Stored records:
# # # # # # #

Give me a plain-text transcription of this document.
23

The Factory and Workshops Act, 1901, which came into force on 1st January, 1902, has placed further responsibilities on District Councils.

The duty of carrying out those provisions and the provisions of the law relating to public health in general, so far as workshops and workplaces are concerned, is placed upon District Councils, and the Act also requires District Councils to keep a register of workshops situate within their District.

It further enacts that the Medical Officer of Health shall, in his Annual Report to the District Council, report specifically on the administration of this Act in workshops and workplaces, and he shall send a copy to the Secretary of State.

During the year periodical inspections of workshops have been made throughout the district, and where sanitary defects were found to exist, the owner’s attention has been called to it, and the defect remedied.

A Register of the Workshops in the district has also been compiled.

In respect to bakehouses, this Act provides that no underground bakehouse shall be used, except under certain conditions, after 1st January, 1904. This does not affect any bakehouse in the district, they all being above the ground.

# # # # # # #

→ **WHAT YOU WILL DO**
Repeat the lines above exactly.

→ **REPLY TO THE EXERCISE**
Give me a plain-text transcription of this document.
23

The Factory and Workshops Act, 1901, which came into force on 1st January, 1902, has placed further responsibilities on District Councils.

The duty of carrying out those provisions and the provisions of the law relating to public health in general, so far as workshops and workplaces are concerned, is placed upon District Councils, and the Act also requires District Councils to keep a register of workshops situate within their District.

It further enacts that the Medical Officer of Health shall, in his Annual Report to the District Council, report specifically on the administration of this Act in workshops and workplaces, and he shall send a copy to the Secretary of State.

During the year periodical inspections of workshops have been made throughout the district, and where sanitary defects were found to exist, the owner’s attention has been called to it, and the defect remedied.

A Register of the Workshops in the district has also been compiled.

In respect to bakehouses, this Act provides that no underground bakehouse shall be used, except under certain conditions, after 1st January, 1904. This does not affect any bakehouse in the district, they all being above the ground.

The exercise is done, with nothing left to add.